● **実施事項 1**
CureVacのワクチンを扱った文章のうち、「2021-07-16 Cur」で始まり「23例が変異株感染であった.」に至るまでの部分を、文字を変えずに書き写しなさい。
● **実施事項 2**
CureVacのワクチンの有効性を論じた文章を、示された最後の文の後から書き継ぎなさい。

● **掲載本文**
---*---

2021-07-16 CureVacのワクチンも,モデルナのmRNA-1273ワクチン同様に,ACE2に融合する前のSタンパク質に安定化するための変異を導入した配列をベースに設計されたことを「今後の展開」の項に追記した.
2021-06-26 初稿
----------------------
[出典] NEWS "CureVac COVID vaccine let-down spotlights mRNA design challenges" Dolgin E. Nature. 2021-06-18. https://doi.org/10.1038/d41586-021-01661-0
 ファイザー/ビオンテック社のBNT162b2とモデルナ社のmRNA-1273に続く第3のmRNAワクチン候補 (CVnCoV)を開発したドイツのCureVac社は6月16日に40,000人規模の臨床試験の結果,有効性が47%に過ぎなかったと発表した.CVnCoVは,BNT162b2とmRNA-1273よりも安価で冷蔵庫でより長期間保存可能であるということで,期待されていた.期待外れの結果に至ったのは何故か?
変異株の影響?
  • CureVac社は,臨床試験を実施した欧州とラテンアメリカで流行していたペルーで最初に発見されたラムダ株を含む変異株の感染者が比較的多数含まれていたことが一因とした.ゲノム解析したCOVID-19の124症例のうち,123例が変異株感染であった.
  • しかし,BNT162b2は,アルファ株,ベータ株およびデルタ株に対してそれぞれ92%, 75%および83%の有効性が報告されていることから,CVnCoV自体に課題があると考えられる.
用量依存性?
  • 第1相試験では,1回あたり2 - 20 μgの用量がテストされ,副反応と忍容性の観点から12 μgについて2回接種後に,ウイルスの細胞侵入を阻害する抗体が誘導されることを確認した.
  • しかし,その中和抗体レベルはCOVID-19回復者に見られるレベルより低く,また,CVnCoVよりも用量が多いBNT162b2とmRNA-1273の接種者のレベルよりもかなり低かった.
  • なぜ高用量で忍容性が失われたのか?3種類のmRNAワクチンはいずれも脂質膜で包んだ脂質ナノ粒子 (LNP)製剤であり,脂質粒子は同一でないにしてもその違いは細胞には判別できないレベルと考えられ,したがって,脂質粒子ではなく,mRNAワクチンそのもに課題があると考えられる.
RNAの修飾?
  • 3種類のmRNAはいずれも,SARS-CoV-2のスパイクタンパク質をコードしている.

---*---

● **提供データ**
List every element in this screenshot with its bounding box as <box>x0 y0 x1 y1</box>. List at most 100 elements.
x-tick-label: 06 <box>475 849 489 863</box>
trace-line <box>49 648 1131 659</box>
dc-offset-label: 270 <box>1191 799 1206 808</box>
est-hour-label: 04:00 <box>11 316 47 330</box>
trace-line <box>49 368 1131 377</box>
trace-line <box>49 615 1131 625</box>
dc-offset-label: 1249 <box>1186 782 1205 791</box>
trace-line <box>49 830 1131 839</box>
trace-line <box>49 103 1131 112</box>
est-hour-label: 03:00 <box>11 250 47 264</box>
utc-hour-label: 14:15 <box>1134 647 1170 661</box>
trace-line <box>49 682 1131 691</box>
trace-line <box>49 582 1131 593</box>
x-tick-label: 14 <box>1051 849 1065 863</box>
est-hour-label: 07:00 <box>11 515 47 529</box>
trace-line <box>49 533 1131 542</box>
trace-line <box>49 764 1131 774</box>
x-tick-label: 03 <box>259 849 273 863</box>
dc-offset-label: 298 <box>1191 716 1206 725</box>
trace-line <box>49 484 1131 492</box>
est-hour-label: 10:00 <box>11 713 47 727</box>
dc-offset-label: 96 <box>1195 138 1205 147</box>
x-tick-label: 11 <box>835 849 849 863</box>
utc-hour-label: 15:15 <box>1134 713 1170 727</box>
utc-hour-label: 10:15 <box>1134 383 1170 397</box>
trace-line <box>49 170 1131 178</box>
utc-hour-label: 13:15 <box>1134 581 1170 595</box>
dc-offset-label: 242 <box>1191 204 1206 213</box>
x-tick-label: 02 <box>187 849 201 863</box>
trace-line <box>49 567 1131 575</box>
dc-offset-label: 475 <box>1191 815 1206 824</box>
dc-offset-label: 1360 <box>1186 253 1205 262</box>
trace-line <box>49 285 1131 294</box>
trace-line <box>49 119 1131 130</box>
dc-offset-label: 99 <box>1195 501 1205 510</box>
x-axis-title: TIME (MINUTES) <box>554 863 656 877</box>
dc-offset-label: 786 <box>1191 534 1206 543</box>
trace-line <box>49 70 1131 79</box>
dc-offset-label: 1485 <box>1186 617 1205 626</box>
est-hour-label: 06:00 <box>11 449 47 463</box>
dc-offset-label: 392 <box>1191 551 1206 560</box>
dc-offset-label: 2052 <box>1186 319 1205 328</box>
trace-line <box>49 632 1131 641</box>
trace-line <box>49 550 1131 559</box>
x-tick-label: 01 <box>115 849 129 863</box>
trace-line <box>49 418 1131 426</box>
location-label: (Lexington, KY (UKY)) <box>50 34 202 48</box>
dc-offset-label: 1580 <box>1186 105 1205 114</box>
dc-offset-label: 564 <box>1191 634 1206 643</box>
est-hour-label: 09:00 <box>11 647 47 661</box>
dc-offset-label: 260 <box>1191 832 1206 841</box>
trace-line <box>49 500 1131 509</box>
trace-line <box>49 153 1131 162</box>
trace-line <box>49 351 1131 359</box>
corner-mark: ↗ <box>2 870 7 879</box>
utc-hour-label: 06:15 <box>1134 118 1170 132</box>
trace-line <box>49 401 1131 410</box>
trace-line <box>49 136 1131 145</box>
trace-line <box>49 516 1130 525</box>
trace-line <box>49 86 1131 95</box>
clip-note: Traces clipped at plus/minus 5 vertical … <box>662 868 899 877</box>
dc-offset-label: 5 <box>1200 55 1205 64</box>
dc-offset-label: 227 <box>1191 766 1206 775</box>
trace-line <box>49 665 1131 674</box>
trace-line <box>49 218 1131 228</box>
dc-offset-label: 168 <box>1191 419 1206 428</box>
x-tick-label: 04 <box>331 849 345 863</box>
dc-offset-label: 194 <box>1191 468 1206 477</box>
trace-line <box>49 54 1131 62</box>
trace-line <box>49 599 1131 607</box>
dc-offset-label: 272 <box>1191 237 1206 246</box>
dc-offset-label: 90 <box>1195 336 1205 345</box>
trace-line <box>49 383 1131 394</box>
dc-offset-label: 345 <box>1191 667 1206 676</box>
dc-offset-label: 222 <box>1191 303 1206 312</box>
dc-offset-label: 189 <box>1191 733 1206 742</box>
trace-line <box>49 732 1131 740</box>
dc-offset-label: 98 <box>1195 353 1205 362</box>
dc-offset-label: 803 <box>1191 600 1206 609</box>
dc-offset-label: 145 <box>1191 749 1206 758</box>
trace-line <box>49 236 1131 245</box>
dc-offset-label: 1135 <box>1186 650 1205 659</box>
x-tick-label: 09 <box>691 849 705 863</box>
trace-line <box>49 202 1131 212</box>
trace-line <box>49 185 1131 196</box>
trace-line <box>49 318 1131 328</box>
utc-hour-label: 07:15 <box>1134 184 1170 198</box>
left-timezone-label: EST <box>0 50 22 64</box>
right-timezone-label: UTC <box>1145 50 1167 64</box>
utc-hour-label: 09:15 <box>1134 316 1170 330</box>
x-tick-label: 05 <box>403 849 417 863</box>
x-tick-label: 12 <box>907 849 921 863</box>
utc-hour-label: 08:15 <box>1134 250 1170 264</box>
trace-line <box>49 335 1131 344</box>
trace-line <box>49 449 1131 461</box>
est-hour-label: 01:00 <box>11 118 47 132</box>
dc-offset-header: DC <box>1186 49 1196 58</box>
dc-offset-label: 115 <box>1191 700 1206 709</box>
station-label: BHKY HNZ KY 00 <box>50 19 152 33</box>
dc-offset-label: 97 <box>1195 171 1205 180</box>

---*---

● **解答欄 1**
2021-07-16 CureVacのワクチンも,モデルナのmRNA-1273ワクチン同様に,ACE2に融合する前のSタンパク質に安定化するための変異を導入した配列をベースに設計されたことを「今後の展開」の項に追記した.
2021-06-26 初稿
----------------------
[出典] NEWS "CureVac COVID vaccine let-down spotlights mRNA design challenges" Dolgin E. Nature. 2021-06-18. https://doi.org/10.1038/d41586-021-01661-0
 ファイザー/ビオンテック社のBNT162b2とモデルナ社のmRNA-1273に続く第3のmRNAワクチン候補 (CVnCoV)を開発したドイツのCureVac社は6月16日に40,000人規模の臨床試験の結果,有効性が47%に過ぎなかったと発表した.CVnCoVは,BNT162b2とmRNA-1273よりも安価で冷蔵庫でより長期間保存可能であるということで,期待されていた.期待外れの結果に至ったのは何故か?
変異株の影響?
  • CureVac社は,臨床試験を実施した欧州とラテンアメリカで流行していたペルーで最初に発見されたラムダ株を含む変異株の感染者が比較的多数含まれていたことが一因とした.ゲノム解析したCOVID-19の124症例のうち,123例が変異株感染であった.

● **解答欄 2**
  • BNT162b2とmRNA-1273は,化学修飾したRNAをベースとしている.外来mRNAに対する細胞の免疫応答を抑制する [*]と想定されるウリジン (U)のシュードウリジン (Ψ)への変換が施されている [*] "Suppression of RNA recognition by Toll-like receptors: the impact of nucleoside modification and the evolutionary origin of RNA" Karikó K, Buckstein M, Ni H, Weissman D. Immunity. 2005-8-23. https://doi.org/10.1016/j.immuni.2005.06.008].
  • CVnCoVは,この変換を加えず,タンパク質のアミノ酸配列を変えることのない塩基置換 (同義置換)を採用したRNActive®15161718と命名された技術により,細胞の免疫応答回避を試みた [RNActive®15161718].
その他に?
  • CVnCoVが他の2種類のmRNAワクチンよりも有効性と忍容性に劣る原因として,ウイルスのタンパク質をコードしていない領域の非構造領域の違い,比較的高温での保存によるmRNAの一部分解に由来する断片の好ましくない免疫原性,製造過程での不純物混入,なども可能性がある.
今後の展開
 CureVaxはGSKと共同で,CVnCoVと同様に同様にRNActive®15161718をベースとする第2世代のワクチン開発を継続し,ラットでの試験で成果を挙げ,CV2CoVとしてbioRxiv に投稿した.
[出典] "CV2CoV, an enhanced mRNA based SARS-CoV-2 vaccine candidate, supports higher protein expression and improved immunogenecity in rats" Roth N [..] Rauch S. bioRxiv. 2021-05-13 [プレプリント]. https://doi.org/10.1101/2021.05.13.443734
 CureVac社にInstitute of Diagnostic Virology (Friedrich-Loeffer-Instiute)が加わった研究グループの投稿
  • CV2CoV2はCVnCoVと同様にRNActive®15161718をベースとて,シュードウリジンを採用しなかったが,タンパク質をコードするオープンリーディングフレームに隣接する非構造要素、すなわち、5'および3'非翻訳領域 (UTR)と3'テールの部分をCVnCoVから変更した。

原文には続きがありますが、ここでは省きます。